=== Texto-fonte ===

Um sargento da Polícia Militar, que atua como coordenador do Colégio Estadual da Polícia Militar de Goiás Comendador Christóvam de Oliveira, na cidade de Pirenópolis, é investigado por ter cobrado propina para beneficiar uma empresa de eventos com um contrato de formatura do Ensino Médio.
A dona da empresa relatou ter aceitado a proposta do militar em um primeiro momento, mas se arrependeu no dia seguinte e decidiu denunciar o caso. Investigações foram abertas na Polícia Civil, a pedido do Ministério Público, e na própria Polícia Militar, por se tratar de um caso que ocorreu em um colégio militar.
Segundo a denúncia, o sargento Leonardo Silva Rabêlo, de 37 anos, pediu em fevereiro um iPhone e, depois, a quantia de R$ 10 mil para que uma empresa de Pirenópolis fosse a selecionada para realizar a formatura do Ensino Médio, programada para acontecer no segundo semestre deste ano no colégio militar.
“Sobre nossa conversa de ontem, percebo que a emoção e a pressão do momento me levaram a agir de forma contrária aos meus princípios ao concordar em pagar os R$ 10 mil para ter preferência na formatura”, escreveu a dona da empresa de eventos em mensagem enviada ao sargento e anexada na denúncia. Ela pediu para não ser identificada na reportagem porque teme represálias.
O possível favorecimento a empresas em contratos de formatura para colégios militares de Goiás não é um fato isolado. Um relatório da Secretaria de Segurança Pública de 2023 apontou para o possível direcionamento de mais de 100 contratos de eventos em 35 unidades militares de ensino, o que gerou até uma investigação no Ministério Público, ainda não concluída.
O valor de uma festa de formatura de Ensino Médio varia, mas o último evento do tipo realizado no colégio de Pirenópolis, em 2024, custou por volta de R$ 3 mil por aluno, sendo que cerca de 100 participaram – Nos colégios da capital e cidades maiores, o valor total aumenta consideravelmente. Para ser ter uma ideia, uma única formatura no ano passado em Goiânia reuniu 780 alunos. O valor é pago pelos pais, mas o colégio toma a decisão de qual empresa será contratada. No caso de Pirenópolis, a responsabilidade era do sargento Rabêlo .

===

## Enunciado 1
Responda com base na reportagem:
(a) Qual é a idade do sargento Leonardo Silva Rabêlo?
(b) Segundo o relatório da Secretaria de Segurança Pública de 2023, quantos contratos de eventos teriam sido possivelmente direcionados, e em quantas unidades militares de ensino?
(c) Quantos alunos reuniu uma única formatura realizada em Goiânia no ano passado?
## Enunciado 2
Prossiga a reportagem sobre a propina cobrada no colégio militar de Pirenópolis a partir do ponto em que ela termina.
O material que vem depois não precisa ser consultado.

=== Dados fornecidos ===

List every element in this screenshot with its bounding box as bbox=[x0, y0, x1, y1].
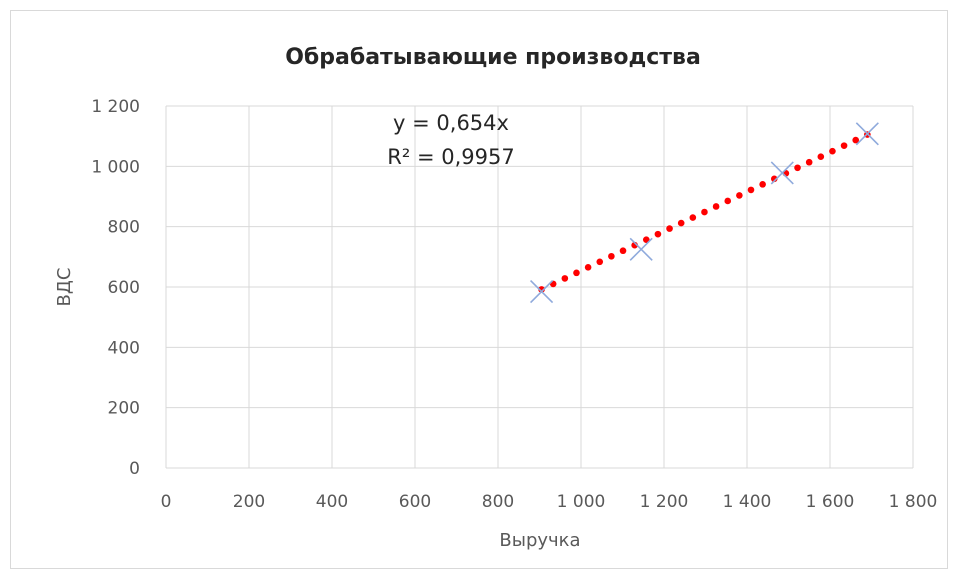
data-point-marker bbox=[770, 161, 794, 185]
trendline-dot bbox=[724, 197, 732, 205]
x-tick-label: 1 800 bbox=[889, 492, 938, 512]
trendline-dot bbox=[829, 147, 836, 155]
y-tick-label: 800 bbox=[108, 218, 140, 238]
trendline-dot bbox=[770, 175, 778, 183]
trendline-dot bbox=[852, 136, 860, 144]
data-points bbox=[530, 122, 879, 304]
trendline-dot bbox=[794, 164, 801, 172]
x-tick-label: 1 000 bbox=[557, 492, 606, 512]
trendline-dot bbox=[689, 214, 697, 221]
x-tick-label: 200 bbox=[233, 492, 265, 512]
trendline-dot bbox=[596, 258, 604, 266]
x-tick-label: 1 600 bbox=[806, 492, 855, 512]
trendline-dot bbox=[608, 252, 615, 260]
trendline bbox=[538, 131, 871, 293]
data-point-marker bbox=[530, 279, 554, 304]
trendline-dot bbox=[642, 236, 650, 243]
x-tick-label: 800 bbox=[482, 492, 514, 512]
trendline-r2: R² = 0,9957 bbox=[387, 145, 514, 169]
trendline-dot bbox=[584, 264, 592, 271]
axes: 0 200 400 600 800 1 000 1 200 0 200 400 600 800 1 00… bbox=[91, 97, 937, 512]
trendline-dot bbox=[619, 247, 627, 255]
x-tick-label: 0 bbox=[161, 492, 172, 512]
trendline-dot bbox=[759, 181, 766, 188]
trendline-dot bbox=[805, 158, 813, 166]
y-tick-label: 400 bbox=[108, 338, 140, 358]
chart-title: Обрабатывающие производства bbox=[285, 45, 701, 70]
data-point-marker bbox=[855, 122, 879, 146]
x-tick-label: 1 200 bbox=[640, 492, 689, 512]
data-point-marker bbox=[629, 237, 653, 261]
trendline-dot bbox=[840, 142, 848, 149]
trendline-equation: y = 0,654x bbox=[393, 111, 509, 135]
trendline-dot bbox=[561, 275, 569, 282]
y-tick-label: 1 000 bbox=[91, 157, 140, 177]
x-tick-label: 600 bbox=[399, 492, 431, 512]
y-axis-label: ВДС bbox=[54, 268, 75, 307]
x-tick-label: 400 bbox=[316, 492, 348, 512]
trendline-dot bbox=[701, 208, 708, 216]
trendline-dot bbox=[712, 203, 720, 210]
trendline-dot bbox=[573, 269, 580, 277]
y-tick-label: 600 bbox=[108, 278, 140, 298]
trendline-dot bbox=[817, 153, 825, 161]
x-tick-label: 1 400 bbox=[723, 492, 772, 512]
trendline-dot bbox=[747, 186, 755, 194]
x-axis-label: Выручка bbox=[499, 530, 580, 551]
trendline-dot bbox=[538, 286, 545, 293]
trendline-dot bbox=[736, 192, 743, 199]
grid-lines bbox=[166, 105, 914, 468]
y-tick-label: 1 200 bbox=[91, 97, 140, 117]
trendline-dot bbox=[666, 225, 673, 232]
trendline-dot bbox=[677, 219, 685, 227]
trendline-dot bbox=[654, 230, 662, 238]
y-tick-label: 200 bbox=[108, 399, 140, 419]
y-tick-label: 0 bbox=[129, 459, 140, 479]
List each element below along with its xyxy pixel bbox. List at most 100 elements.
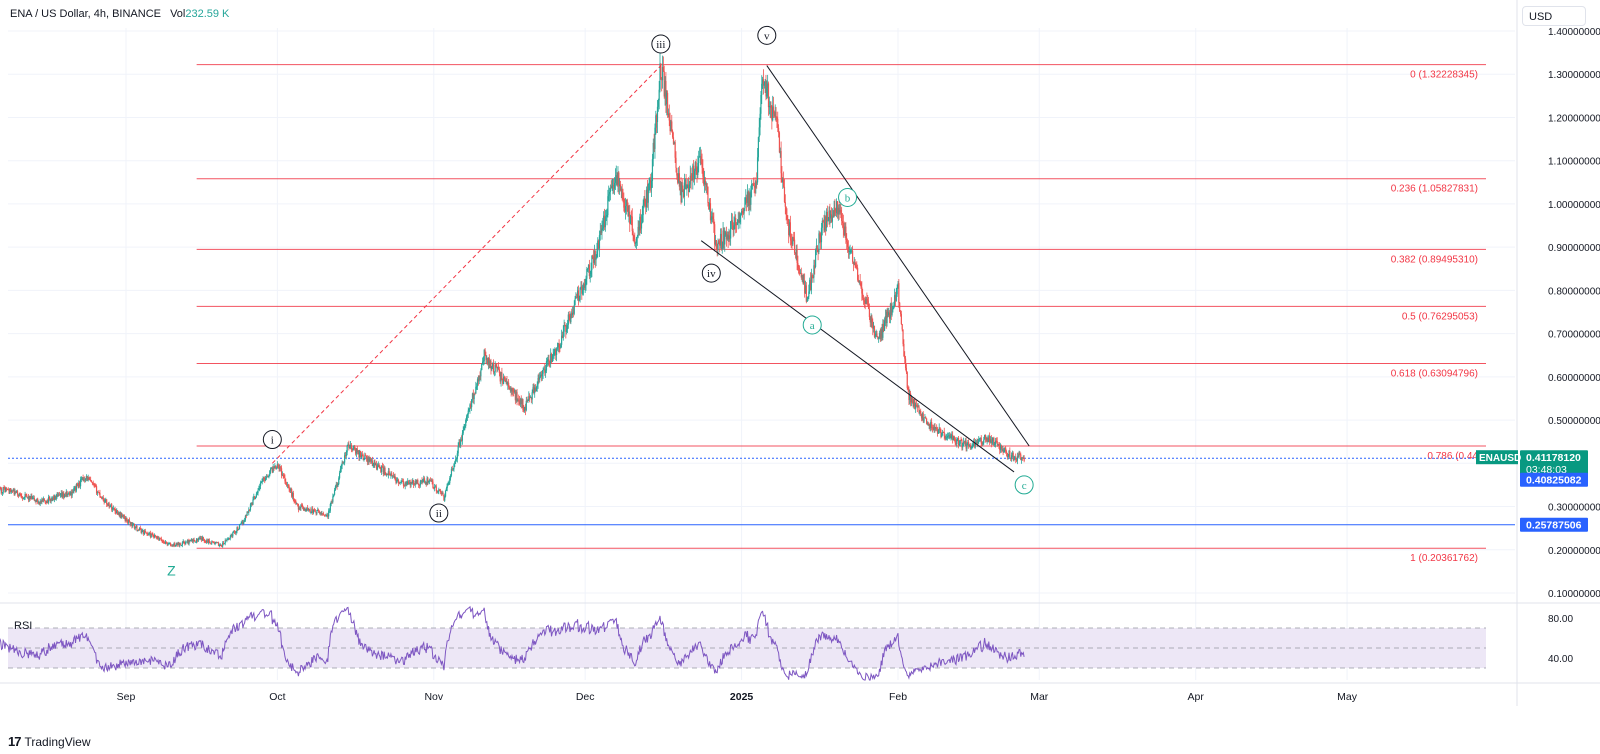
wave-label-iv[interactable]: iv: [701, 263, 721, 283]
fib-level-label: 0.786 (0.44: [1427, 451, 1478, 462]
candle-body: [191, 539, 194, 542]
candle-body: [190, 540, 192, 542]
wave-label-a[interactable]: a: [802, 315, 822, 335]
candle-body: [196, 538, 199, 541]
candle-body: [832, 215, 834, 218]
fib-retracement[interactable]: 0 (1.32228345) 0.236 (1.05827831) 0.382 (0…: [196, 64, 1486, 565]
candle-body: [129, 521, 131, 525]
time-axis[interactable]: Sep Oct Nov Dec 2025 Feb Mar Apr May: [117, 691, 1358, 703]
candle-body: [180, 544, 182, 546]
wave-label-b[interactable]: b: [838, 187, 858, 207]
candle-body: [386, 474, 389, 476]
candle-body: [650, 181, 653, 189]
candle-body: [545, 370, 547, 373]
candle-body: [644, 197, 646, 204]
candle-body: [243, 521, 245, 524]
candle-body: [485, 354, 487, 360]
candle-body: [711, 216, 713, 218]
candle-body: [719, 233, 722, 246]
candle-body: [812, 277, 814, 279]
candle-body: [985, 438, 987, 441]
candle-body: [79, 479, 82, 487]
candle-body: [119, 512, 121, 516]
candle-body: [777, 118, 779, 128]
trend-line[interactable]: [766, 65, 1030, 447]
candle-body: [139, 527, 141, 529]
candle-body: [657, 100, 659, 107]
candle-body: [801, 274, 803, 278]
candle-body: [1007, 455, 1009, 458]
wave-label-ii[interactable]: ii: [429, 503, 449, 523]
candle-body: [910, 397, 913, 403]
candle-body: [88, 477, 90, 480]
candle-body: [308, 508, 310, 510]
candle-body: [257, 490, 259, 494]
candle-body: [229, 536, 231, 539]
candle-body: [179, 544, 181, 546]
candle-body: [32, 497, 35, 499]
wave-label-iii[interactable]: iii: [651, 34, 671, 54]
currency-button[interactable]: USD: [1522, 6, 1586, 26]
candle-body: [510, 387, 512, 392]
candle-body: [117, 512, 120, 515]
candle-body: [178, 542, 180, 546]
price-axis[interactable]: 1.40000000 1.30000000 1.20000000 1.10000000…: [1548, 27, 1600, 600]
candle-body: [810, 275, 812, 291]
time-tick-label: Dec: [576, 691, 595, 703]
candle-body: [501, 372, 503, 380]
candle-body: [761, 83, 763, 96]
candle-body: [759, 113, 761, 128]
candle-body: [949, 435, 951, 439]
candle-body: [80, 478, 83, 480]
rsi-pane[interactable]: 80.00 40.00: [0, 605, 1573, 681]
trend-line[interactable]: [700, 240, 1015, 473]
candle-body: [170, 545, 173, 547]
candle-body: [1012, 453, 1014, 460]
candle-body: [465, 420, 467, 426]
candle-body: [59, 494, 62, 496]
candle-body: [354, 446, 356, 450]
candle-body: [970, 447, 972, 449]
candle-body: [797, 262, 799, 268]
wave-label-c[interactable]: c: [1014, 475, 1034, 495]
candle-body: [374, 461, 376, 465]
candle-body: [781, 173, 783, 183]
candle-body: [185, 541, 188, 543]
candle-body: [142, 530, 144, 531]
candle-body: [730, 221, 732, 239]
candle-body: [182, 541, 184, 543]
candle-body: [423, 478, 425, 480]
candle-body: [651, 159, 654, 182]
candle-body: [561, 335, 564, 338]
candle-body: [580, 286, 582, 288]
candle-body: [293, 498, 295, 502]
candle-body: [348, 444, 350, 448]
wave-label-i[interactable]: i: [262, 430, 282, 450]
candle-body: [159, 538, 161, 540]
candle-body: [445, 488, 448, 491]
wave-label-v[interactable]: v: [757, 25, 777, 45]
candle-body: [788, 220, 790, 236]
candle-body: [814, 265, 816, 267]
candle-body: [843, 229, 845, 235]
candle-body: [7, 489, 9, 491]
tradingview-logo[interactable]: 17 TradingView: [8, 734, 91, 749]
candle-body: [846, 242, 849, 247]
candle-body: [444, 490, 447, 497]
candlestick-series[interactable]: [0, 52, 1025, 548]
candle-body: [807, 296, 809, 299]
candle-body: [513, 390, 516, 393]
candle-body: [940, 429, 942, 437]
candle-body: [290, 489, 292, 491]
candle-body: [506, 381, 508, 385]
candle-body: [476, 386, 478, 388]
candle-body: [783, 186, 786, 203]
candle-body: [228, 538, 231, 539]
candle-body: [954, 437, 956, 443]
candle-body: [608, 194, 610, 197]
fib-trend-line[interactable]: [271, 65, 662, 464]
candle-body: [337, 483, 339, 487]
candle-body: [503, 376, 506, 380]
candle-body: [407, 481, 410, 485]
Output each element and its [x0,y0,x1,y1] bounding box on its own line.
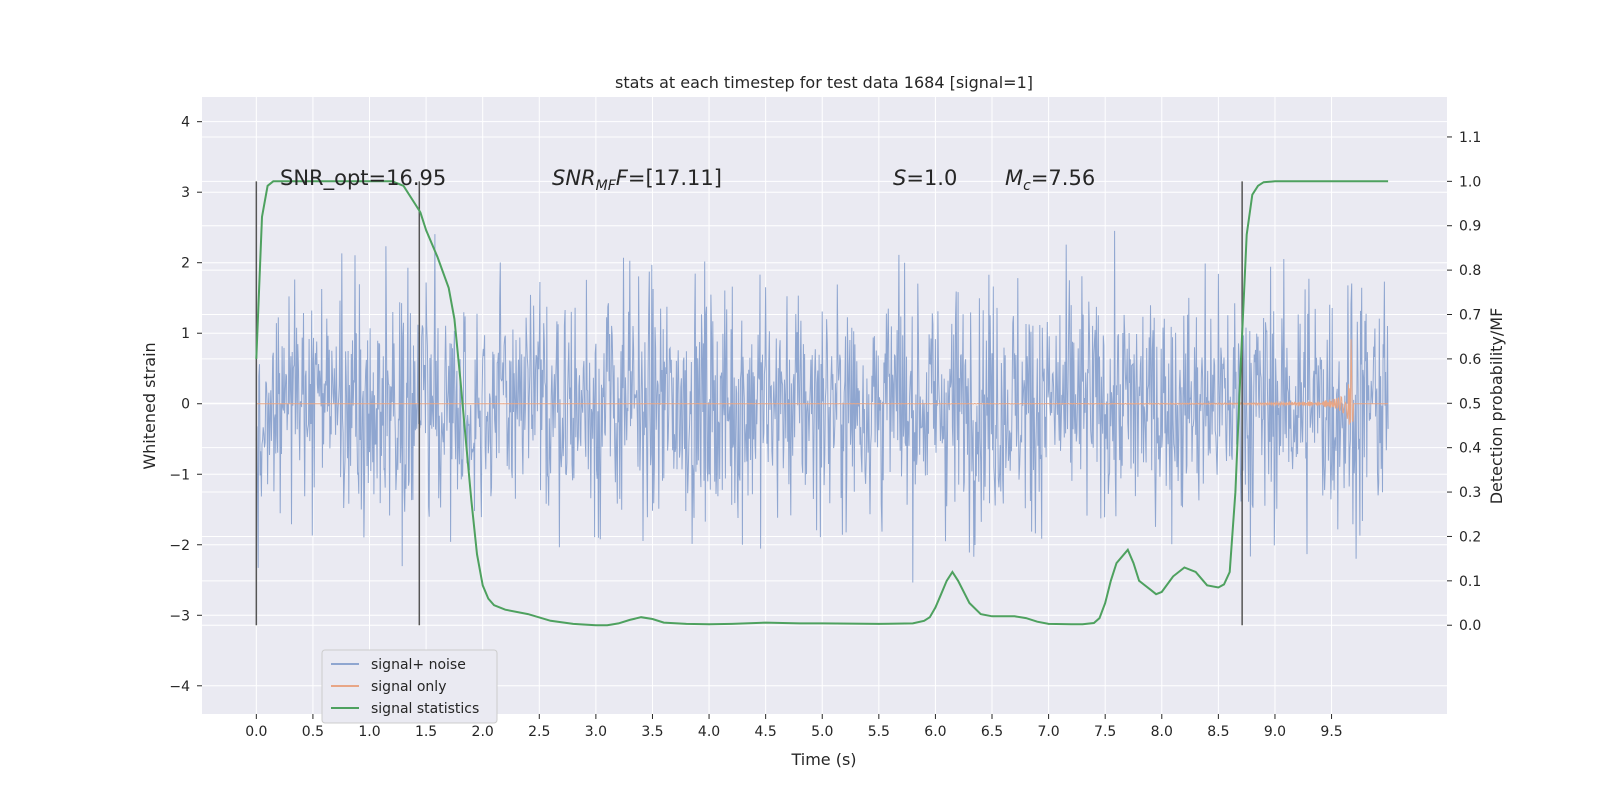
stats-line [255,180,1389,627]
y-tick-label: −2 [169,538,190,554]
legend-box [321,649,498,724]
x-tick-label: 2.0 [472,724,494,740]
noise-line [255,230,1389,583]
signal-statistics-series [255,180,1389,627]
mc-annotation: Mc=7.56 [1005,166,1095,194]
x-tick-label: 1.5 [415,724,437,740]
y2-axis-label: Detection probability/MF [1487,308,1506,505]
y-tick-label: −3 [169,608,190,624]
vertical-markers [255,181,1243,626]
y2-tick-label: 0.2 [1459,529,1481,545]
y-tick-label: 0 [181,397,190,413]
y-tick-label: 2 [181,256,190,272]
y-tick-label: 3 [181,185,190,201]
mc-value: =7.56 [1031,166,1095,190]
x-tick-label: 9.5 [1320,724,1342,740]
x-tick-label: 8.5 [1207,724,1229,740]
y2-tick-label: 0.4 [1459,441,1481,457]
y-axis-label: Whitened strain [140,342,159,469]
y2-tick-label: 0.6 [1459,352,1481,368]
y-axis-ticks: 4 3 2 1 0 −1 −2 −3 −4 [169,115,202,695]
y2-axis-ticks: 1.1 1.0 0.9 0.8 0.7 0.6 0.5 0.4 0.3 0.2 0.1 0.0 [1447,130,1481,634]
x-tick-label: 3.0 [585,724,607,740]
legend-label-signal: signal only [371,679,446,695]
y-tick-label: 4 [181,115,190,131]
x-tick-label: 7.5 [1094,724,1116,740]
s-annotation: S=1.0 [893,166,957,190]
x-tick-label: 1.0 [358,724,380,740]
signal-only-series [256,339,1389,425]
x-tick-label: 4.0 [698,724,720,740]
signal-noise-series [255,230,1389,583]
y-tick-label: −4 [169,679,190,695]
x-tick-label: 3.5 [641,724,663,740]
x-tick-label: 8.0 [1151,724,1173,740]
legend-label-stats: signal statistics [371,701,479,717]
x-tick-label: 5.0 [811,724,833,740]
legend: signal+ noise signal only signal statist… [321,649,498,724]
s-value: =1.0 [906,166,957,190]
y2-tick-label: 0.1 [1459,574,1481,590]
y2-tick-label: 0.0 [1459,618,1481,634]
x-tick-label: 7.0 [1037,724,1059,740]
x-tick-label: 5.5 [868,724,890,740]
y2-tick-label: 0.8 [1459,263,1481,279]
x-tick-label: 9.0 [1264,724,1286,740]
y2-tick-label: 0.5 [1459,396,1481,412]
x-tick-label: 6.0 [924,724,946,740]
y-tick-label: 1 [181,326,190,342]
y-tick-label: −1 [169,467,190,483]
x-axis-ticks: 0.0 0.5 1.0 1.5 2.0 2.5 3.0 3.5 4.0 4.5 5.0 5.5 6.0 6… [245,714,1343,740]
x-tick-label: 0.0 [245,724,267,740]
y2-tick-label: 1.1 [1459,130,1481,146]
y2-tick-label: 0.7 [1459,308,1481,324]
x-tick-label: 0.5 [302,724,324,740]
x-axis-label: Time (s) [790,750,856,769]
y2-tick-label: 0.9 [1459,219,1481,235]
snr-mf-value: =[17.11] [628,166,722,190]
y2-tick-label: 0.3 [1459,485,1481,501]
snr-opt-annotation: SNR_opt=16.95 [280,166,446,191]
x-tick-label: 4.5 [755,724,777,740]
y2-tick-label: 1.0 [1459,174,1481,190]
snr-mf-annotation: SNRMFF=[17.11] [552,166,722,194]
legend-label-noise: signal+ noise [371,657,466,673]
x-tick-label: 2.5 [528,724,550,740]
x-tick-label: 6.5 [981,724,1003,740]
chart-title: stats at each timestep for test data 168… [615,73,1033,92]
signal-line [256,339,1389,425]
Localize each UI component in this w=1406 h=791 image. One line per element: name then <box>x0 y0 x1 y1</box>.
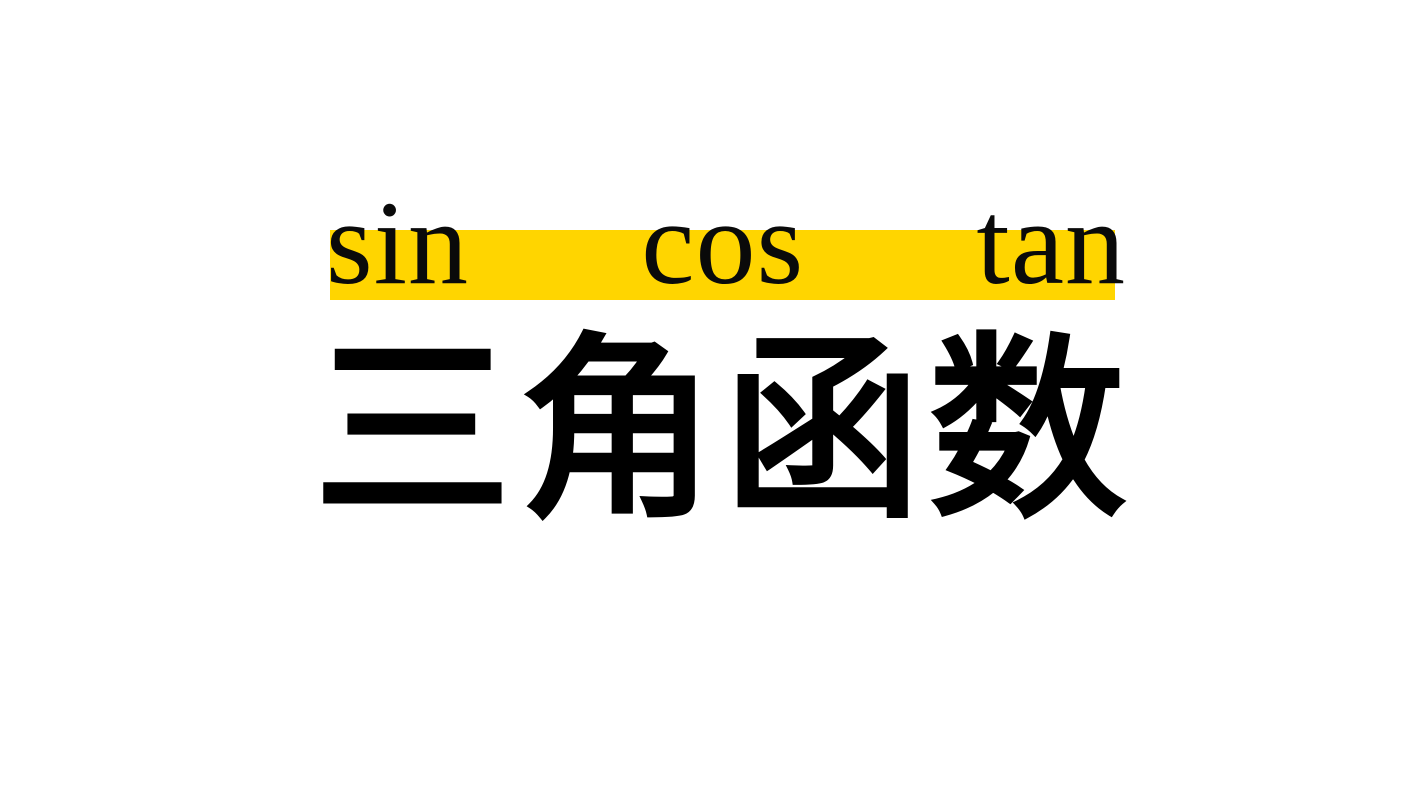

===

## Resposta 1
(a) 37 anos.
(b) Mais de 100 contratos, em 35 unidades militares de ensino.
(c) 780 alunos.

## Resposta 2
Eu passei a noite pensando: ‘Isso é um crime’, relatou empresária
De acordo com um termo de declaração da dona da empresa que consta em uma investigação interna da Polícia Militar, o sargento a chamou para uma conversa pessoal com urgência no dia 26 de fevereiro. Durante essa conversa, na casa da mãe da empresária, o militar teria informado que as empresas Sense e Alto Rellevo ofereceram R$ 15 mil e R$ 10 mil, respectivamente, para conseguir o contrato da formatura. Em seguida, ele teria dito que aceitaria o segundo valor para garantir o contrato, e a empresária disse que pagaria.
“Naquele primeiro momento, eu fui tomada por uma emoção e pressão psicológica. O projeto da formatura já estava tudo pronto, e os meninos estavam animados. Eu passei a noite pensando: ‘Isso é um crime. Eu nunca cometi um crime na minha vida. Não vale a pena me sujar por tão pouco’”, relatou a empresária ao Intercept Brasil.
Após a empresária se negar a pagar a propina, uma reunião que estava marcada com os pais dos estudantes para apresentar sua proposta de formatura foi desmarcada. A empresa Sense acabou escolhida após reunião do sargento com os pais.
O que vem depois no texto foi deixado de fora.